Теперь несколько слов о местонахождении галерей. Париж, Лондон, Стамбул – устройство средневекового города неизменно до сих пор: улица кожевников, бочкарей, рыботорговцев… Эта структура очень важна для людей. И есть особый квартал галерей. Все ходят туда выпить бесплатного вина на открытии или себя показать. Это естественный культурный кластер. Но в более новых городах такие кластеры создают искусственно. В качестве примера хочу привести китайский кластер «798»: 20 лет назад это была индустриальная окраина Пекина, а с тех пор в старых цехах открылось много галерей гигантского размера. Это один из самых успешных кластеров в мире, цены здесь достигли просто невероятных отметок – так что китайцы делают уже новый арт-кластер.

ЗАДАНИЕ: Обновите отрывок из текста о галереях, начиная со слов "Теперь несколько слов" и заканчивая словами "уже новый арт-кластер.": везде замените "галерей" на "музеев". Дальше идёт отдельный материал, не связанный с текстом о галереях.

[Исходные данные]

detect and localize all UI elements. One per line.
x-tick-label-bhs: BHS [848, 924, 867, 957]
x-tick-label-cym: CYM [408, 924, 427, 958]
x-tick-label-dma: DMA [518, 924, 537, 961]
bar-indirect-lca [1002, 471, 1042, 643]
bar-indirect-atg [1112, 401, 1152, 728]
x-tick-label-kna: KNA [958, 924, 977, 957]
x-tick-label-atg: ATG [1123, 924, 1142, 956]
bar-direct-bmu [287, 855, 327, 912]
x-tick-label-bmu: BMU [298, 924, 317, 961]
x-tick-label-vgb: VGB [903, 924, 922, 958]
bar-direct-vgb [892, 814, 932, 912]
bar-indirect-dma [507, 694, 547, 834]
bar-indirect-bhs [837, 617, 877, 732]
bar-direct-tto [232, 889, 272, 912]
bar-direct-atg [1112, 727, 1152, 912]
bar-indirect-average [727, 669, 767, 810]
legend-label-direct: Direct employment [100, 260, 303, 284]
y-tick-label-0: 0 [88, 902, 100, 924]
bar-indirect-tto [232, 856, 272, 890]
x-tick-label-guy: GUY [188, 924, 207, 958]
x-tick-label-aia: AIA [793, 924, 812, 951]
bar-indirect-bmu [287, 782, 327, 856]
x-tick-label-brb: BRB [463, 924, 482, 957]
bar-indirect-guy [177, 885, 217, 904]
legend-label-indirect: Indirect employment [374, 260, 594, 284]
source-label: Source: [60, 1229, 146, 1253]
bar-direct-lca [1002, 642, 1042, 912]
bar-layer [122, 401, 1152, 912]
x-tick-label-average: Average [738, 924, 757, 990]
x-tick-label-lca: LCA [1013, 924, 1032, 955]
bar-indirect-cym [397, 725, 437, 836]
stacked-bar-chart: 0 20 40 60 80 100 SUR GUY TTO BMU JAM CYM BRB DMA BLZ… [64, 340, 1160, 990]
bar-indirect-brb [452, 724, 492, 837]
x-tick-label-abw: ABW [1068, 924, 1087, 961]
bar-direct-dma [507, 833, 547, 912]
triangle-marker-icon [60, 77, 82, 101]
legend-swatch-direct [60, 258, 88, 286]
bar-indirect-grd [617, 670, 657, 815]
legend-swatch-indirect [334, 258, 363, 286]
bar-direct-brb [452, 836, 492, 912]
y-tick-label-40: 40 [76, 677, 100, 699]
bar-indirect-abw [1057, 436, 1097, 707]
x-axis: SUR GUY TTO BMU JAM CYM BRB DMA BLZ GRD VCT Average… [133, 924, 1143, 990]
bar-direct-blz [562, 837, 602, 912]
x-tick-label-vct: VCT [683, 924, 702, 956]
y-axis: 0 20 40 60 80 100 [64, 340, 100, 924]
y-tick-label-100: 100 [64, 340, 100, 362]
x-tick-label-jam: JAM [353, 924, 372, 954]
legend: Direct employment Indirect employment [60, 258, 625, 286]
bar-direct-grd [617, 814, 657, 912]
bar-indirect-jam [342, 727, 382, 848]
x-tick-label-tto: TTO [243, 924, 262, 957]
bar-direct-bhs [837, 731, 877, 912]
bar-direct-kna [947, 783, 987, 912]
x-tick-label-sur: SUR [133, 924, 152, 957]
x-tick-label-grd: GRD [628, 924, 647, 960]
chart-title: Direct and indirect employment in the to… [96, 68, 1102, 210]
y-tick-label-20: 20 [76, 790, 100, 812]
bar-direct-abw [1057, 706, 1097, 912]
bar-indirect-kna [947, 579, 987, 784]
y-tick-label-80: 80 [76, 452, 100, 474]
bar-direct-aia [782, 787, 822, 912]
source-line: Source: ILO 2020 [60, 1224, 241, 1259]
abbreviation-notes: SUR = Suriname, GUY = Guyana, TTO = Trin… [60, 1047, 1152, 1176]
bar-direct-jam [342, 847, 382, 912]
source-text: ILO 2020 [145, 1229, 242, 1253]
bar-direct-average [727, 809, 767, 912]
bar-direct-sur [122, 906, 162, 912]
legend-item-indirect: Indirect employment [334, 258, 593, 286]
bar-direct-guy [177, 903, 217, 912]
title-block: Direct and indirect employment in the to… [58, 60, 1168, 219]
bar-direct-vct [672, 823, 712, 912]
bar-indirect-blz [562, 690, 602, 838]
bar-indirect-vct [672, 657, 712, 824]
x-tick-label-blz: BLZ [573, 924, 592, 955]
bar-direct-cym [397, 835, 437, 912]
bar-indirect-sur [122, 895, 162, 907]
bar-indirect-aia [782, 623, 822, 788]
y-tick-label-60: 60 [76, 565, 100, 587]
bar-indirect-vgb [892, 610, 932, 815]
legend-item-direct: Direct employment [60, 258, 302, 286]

ОТВЕТ:
Теперь несколько слов о местонахождении музеев. Париж, Лондон, Стамбул – устройство средневекового города неизменно до сих пор: улица кожевников, бочкарей, рыботорговцев… Эта структура очень важна для людей. И есть особый квартал музеев. Все ходят туда выпить бесплатного вина на открытии или себя показать. Это естественный культурный кластер. Но в более новых городах такие кластеры создают искусственно. В качестве примера хочу привести китайский кластер «798»: 20 лет назад это была индустриальная окраина Пекина, а с тех пор в старых цехах открылось много музеев гигантского размера. Это один из самых успешных кластеров в мире, цены здесь достигли просто невероятных отметок – так что китайцы делают уже новый арт-кластер.